### YOUR OBJECTIVE
From the records below, copy every line that contains the word "Savoir".

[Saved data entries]
+ + + +

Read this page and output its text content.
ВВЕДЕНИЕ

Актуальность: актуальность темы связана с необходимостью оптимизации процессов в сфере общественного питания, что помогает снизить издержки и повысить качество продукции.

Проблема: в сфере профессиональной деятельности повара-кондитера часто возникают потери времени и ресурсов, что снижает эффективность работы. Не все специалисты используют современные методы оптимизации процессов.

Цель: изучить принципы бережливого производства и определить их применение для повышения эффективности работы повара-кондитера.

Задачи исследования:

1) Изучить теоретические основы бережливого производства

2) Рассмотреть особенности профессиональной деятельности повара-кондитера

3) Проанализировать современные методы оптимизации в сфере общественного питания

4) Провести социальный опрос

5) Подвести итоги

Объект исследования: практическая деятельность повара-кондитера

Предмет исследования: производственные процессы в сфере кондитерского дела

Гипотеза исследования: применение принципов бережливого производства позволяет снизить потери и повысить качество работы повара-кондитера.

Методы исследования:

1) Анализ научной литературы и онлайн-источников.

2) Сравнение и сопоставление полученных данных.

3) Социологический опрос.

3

+ + + +

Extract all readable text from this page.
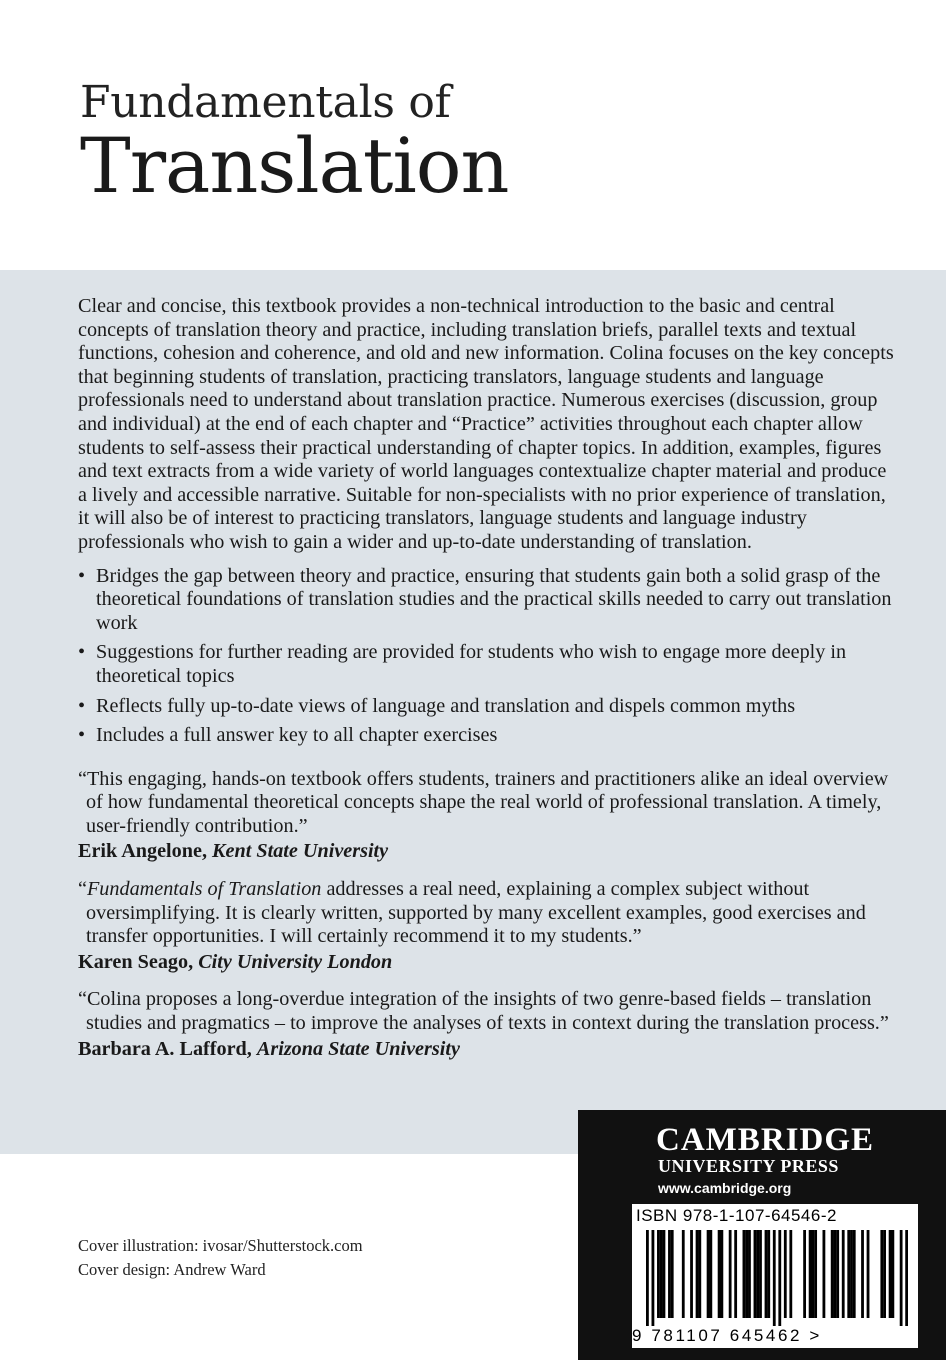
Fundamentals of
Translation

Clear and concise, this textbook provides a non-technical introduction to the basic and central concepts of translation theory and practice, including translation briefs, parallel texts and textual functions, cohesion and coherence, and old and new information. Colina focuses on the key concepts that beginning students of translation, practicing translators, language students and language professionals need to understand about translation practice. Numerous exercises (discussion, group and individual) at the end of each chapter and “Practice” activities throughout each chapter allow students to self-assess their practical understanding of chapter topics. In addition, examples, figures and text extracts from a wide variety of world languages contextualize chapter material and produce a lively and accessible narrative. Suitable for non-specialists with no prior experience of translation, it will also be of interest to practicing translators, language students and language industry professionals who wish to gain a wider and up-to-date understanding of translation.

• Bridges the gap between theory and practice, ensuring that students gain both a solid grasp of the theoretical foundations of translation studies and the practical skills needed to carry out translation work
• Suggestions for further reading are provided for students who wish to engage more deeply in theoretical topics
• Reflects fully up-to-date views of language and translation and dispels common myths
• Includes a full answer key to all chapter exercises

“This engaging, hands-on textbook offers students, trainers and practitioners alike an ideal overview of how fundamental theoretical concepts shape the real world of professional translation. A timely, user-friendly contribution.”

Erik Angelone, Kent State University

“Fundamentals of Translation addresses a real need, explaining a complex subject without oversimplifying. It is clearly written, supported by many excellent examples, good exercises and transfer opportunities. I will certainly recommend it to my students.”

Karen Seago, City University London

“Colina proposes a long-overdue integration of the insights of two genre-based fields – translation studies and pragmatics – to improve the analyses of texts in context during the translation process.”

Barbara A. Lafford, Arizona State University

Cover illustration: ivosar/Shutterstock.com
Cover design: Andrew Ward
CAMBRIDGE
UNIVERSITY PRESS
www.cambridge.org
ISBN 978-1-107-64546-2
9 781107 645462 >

+ + + +

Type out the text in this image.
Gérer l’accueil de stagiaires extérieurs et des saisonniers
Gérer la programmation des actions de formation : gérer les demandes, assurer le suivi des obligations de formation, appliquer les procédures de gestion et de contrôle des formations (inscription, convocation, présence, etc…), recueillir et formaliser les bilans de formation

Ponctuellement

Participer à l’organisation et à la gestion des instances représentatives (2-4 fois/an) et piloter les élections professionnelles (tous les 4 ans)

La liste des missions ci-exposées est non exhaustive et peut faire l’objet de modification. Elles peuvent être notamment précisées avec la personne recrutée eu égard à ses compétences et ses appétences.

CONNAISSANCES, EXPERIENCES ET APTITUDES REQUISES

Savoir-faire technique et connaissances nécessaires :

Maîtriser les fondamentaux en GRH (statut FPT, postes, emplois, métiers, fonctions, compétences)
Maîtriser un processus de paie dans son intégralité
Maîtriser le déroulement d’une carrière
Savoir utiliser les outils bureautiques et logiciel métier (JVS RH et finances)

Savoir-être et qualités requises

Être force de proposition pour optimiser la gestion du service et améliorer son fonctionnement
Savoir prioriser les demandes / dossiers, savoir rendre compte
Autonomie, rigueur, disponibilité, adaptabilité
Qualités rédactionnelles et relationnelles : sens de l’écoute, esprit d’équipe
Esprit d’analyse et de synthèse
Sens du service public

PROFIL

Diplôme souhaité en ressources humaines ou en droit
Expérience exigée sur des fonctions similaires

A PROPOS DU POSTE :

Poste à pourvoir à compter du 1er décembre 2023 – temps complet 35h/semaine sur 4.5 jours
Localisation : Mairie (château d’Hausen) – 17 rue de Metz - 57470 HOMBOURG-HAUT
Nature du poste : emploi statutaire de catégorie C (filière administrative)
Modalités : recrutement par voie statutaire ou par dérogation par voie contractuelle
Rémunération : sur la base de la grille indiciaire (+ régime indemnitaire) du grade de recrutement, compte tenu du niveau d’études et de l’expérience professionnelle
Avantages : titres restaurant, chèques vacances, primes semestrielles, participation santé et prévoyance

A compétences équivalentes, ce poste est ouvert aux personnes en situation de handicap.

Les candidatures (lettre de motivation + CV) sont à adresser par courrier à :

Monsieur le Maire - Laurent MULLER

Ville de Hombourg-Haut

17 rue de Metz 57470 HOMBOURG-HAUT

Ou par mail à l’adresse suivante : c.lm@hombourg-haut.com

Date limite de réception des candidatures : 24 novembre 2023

+ + + +

### REPLY TO THE EXERCISE
Savoir-faire technique et connaissances nécessaires :
Savoir utiliser les outils bureautiques et logiciel métier (JVS RH et finances)
Savoir-être et qualités requises
Savoir prioriser les demandes / dossiers, savoir rendre compte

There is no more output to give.